* **Set exercise 1**
Please write out the full Kafka Python quickstart below, word for word.

* **Selected extract**
Begin

Kafka Python Client and Streaming Quickstart

This quickstart shows you how to use the Kafka Python client with Oracle Cloud Infrastructure Streaming to publish and consume messages.

See Using Streaming with Apache Kafka for more information. Refer to the Overview of Streaming for key concepts and more Streaming details.

Prerequisites

  1. To use the Kafka Python client with Streaming, you must have the following:

    • An Oracle Cloud Infrastructure account.
    • A user created in that account, in a group with a policy that grants the required permissions. For an example of how to set up a new user, group, compartment, and policy, see Adding Users. For a list of typical policies you may want to use, see Common Policies.
  2. Collect the following details:

    • Stream OCID
    • Messages endpoint
    • Stream pool OCID
    • Stream pool FQDN
    • Kafka connection settings:
      • Bootstrap servers
      • SASL connection strings
      • Security protocol

    See Listing Streams and Stream Pools for instructions on viewing stream details. Refer to Creating Streams and Creating Stream Pools if you do not have an existing stream. Streams correspond to a Kafka topic.

  3. Python 3.6 or later, with PIP installed and updated.

End

* **Record list**
Begin

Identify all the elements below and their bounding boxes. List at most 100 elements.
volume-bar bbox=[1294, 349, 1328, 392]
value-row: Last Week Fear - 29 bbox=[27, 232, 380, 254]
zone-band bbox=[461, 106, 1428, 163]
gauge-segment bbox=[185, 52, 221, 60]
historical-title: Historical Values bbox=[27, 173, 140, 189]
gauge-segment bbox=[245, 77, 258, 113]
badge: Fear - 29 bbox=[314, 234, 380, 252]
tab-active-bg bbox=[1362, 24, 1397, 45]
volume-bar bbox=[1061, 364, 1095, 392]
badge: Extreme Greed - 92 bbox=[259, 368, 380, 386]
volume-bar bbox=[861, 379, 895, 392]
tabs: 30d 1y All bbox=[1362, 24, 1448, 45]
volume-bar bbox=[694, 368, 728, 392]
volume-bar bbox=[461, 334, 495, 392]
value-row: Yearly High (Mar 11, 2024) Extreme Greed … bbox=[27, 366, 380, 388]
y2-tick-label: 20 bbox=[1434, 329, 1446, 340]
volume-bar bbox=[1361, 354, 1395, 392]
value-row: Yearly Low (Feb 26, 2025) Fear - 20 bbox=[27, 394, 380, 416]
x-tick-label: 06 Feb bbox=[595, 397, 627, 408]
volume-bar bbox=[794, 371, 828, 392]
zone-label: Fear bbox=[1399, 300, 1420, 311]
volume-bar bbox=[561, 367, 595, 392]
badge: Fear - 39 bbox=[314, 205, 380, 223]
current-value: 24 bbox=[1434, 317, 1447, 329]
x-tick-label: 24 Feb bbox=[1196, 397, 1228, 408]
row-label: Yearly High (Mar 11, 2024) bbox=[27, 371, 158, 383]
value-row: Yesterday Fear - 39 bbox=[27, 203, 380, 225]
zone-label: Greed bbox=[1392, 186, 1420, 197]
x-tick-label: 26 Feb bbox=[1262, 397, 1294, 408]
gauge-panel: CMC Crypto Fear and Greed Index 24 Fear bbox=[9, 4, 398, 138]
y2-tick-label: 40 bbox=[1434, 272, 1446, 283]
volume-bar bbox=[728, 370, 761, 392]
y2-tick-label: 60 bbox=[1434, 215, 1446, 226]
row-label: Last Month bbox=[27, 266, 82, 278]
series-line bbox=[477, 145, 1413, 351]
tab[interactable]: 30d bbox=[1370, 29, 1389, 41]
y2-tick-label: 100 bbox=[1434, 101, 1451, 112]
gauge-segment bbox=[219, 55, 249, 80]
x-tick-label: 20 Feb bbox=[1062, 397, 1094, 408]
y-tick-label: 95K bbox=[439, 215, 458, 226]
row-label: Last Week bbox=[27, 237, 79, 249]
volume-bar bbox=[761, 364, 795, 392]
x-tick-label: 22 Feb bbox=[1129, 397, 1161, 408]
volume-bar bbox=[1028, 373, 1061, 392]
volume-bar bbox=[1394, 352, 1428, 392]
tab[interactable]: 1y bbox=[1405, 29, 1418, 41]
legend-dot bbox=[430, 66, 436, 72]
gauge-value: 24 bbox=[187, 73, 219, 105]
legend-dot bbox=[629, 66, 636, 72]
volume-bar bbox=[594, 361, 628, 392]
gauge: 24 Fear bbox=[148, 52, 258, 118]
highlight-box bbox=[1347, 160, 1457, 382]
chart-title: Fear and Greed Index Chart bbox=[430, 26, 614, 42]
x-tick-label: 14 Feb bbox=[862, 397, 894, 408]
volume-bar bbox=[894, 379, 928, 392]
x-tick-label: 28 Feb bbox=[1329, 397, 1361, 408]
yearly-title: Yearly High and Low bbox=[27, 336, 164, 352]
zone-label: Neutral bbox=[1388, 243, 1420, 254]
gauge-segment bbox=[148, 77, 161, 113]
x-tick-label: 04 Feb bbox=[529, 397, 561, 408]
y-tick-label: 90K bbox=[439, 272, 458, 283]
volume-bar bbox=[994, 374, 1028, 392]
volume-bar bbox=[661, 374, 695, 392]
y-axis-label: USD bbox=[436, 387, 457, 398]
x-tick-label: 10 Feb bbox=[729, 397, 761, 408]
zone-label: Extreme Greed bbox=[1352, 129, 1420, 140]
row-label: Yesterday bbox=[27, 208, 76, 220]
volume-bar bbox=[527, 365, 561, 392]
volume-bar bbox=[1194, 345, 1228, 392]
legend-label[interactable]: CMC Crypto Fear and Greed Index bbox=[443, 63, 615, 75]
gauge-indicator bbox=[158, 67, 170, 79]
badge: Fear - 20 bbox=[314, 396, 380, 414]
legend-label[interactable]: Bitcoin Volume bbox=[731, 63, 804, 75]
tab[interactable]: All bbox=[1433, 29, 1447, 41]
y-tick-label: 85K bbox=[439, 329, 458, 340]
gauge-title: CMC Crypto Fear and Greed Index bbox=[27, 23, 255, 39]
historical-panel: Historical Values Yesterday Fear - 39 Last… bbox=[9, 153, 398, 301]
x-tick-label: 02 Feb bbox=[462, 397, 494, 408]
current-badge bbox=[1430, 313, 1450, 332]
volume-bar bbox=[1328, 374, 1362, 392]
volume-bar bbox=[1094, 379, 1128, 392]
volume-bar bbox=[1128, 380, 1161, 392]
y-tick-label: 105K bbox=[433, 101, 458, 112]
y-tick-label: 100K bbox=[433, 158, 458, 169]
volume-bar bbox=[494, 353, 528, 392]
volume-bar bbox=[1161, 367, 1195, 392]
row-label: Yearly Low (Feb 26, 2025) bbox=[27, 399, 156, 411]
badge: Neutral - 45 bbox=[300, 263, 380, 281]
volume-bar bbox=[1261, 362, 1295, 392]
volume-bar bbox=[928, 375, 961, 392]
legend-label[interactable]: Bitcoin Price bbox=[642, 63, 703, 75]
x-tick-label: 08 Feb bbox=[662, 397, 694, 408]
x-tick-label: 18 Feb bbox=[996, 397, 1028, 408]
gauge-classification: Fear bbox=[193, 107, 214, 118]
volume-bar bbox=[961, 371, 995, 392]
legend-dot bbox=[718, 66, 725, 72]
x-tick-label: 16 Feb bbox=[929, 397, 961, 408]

End

* **Set exercise 2**
How many lines in the records contain the string "panel"? Reply with the number alone.

* **Exercise output 1**
Kafka Python Client and Streaming Quickstart

This quickstart shows you how to use the Kafka Python client with Oracle Cloud Infrastructure Streaming to publish and consume messages.

See Using Streaming with Apache Kafka for more information. Refer to the Overview of Streaming for key concepts and more Streaming details.

Prerequisites

  1. To use the Kafka Python client with Streaming, you must have the following:

    • An Oracle Cloud Infrastructure account.
    • A user created in that account, in a group with a policy that grants the required permissions. For an example of how to set up a new user, group, compartment, and policy, see Adding Users. For a list of typical policies you may want to use, see Common Policies.
  2. Collect the following details:

    • Stream OCID
    • Messages endpoint
    • Stream pool OCID
    • Stream pool FQDN
    • Kafka connection settings:
      • Bootstrap servers
      • SASL connection strings
      • Security protocol

    See Listing Streams and Stream Pools for instructions on viewing stream details. Refer to Creating Streams and Creating Stream Pools if you do not have an existing stream. Streams correspond to a Kafka topic.

  3. Python 3.6 or later, with PIP installed and updated.

* **Exercise output 2**
2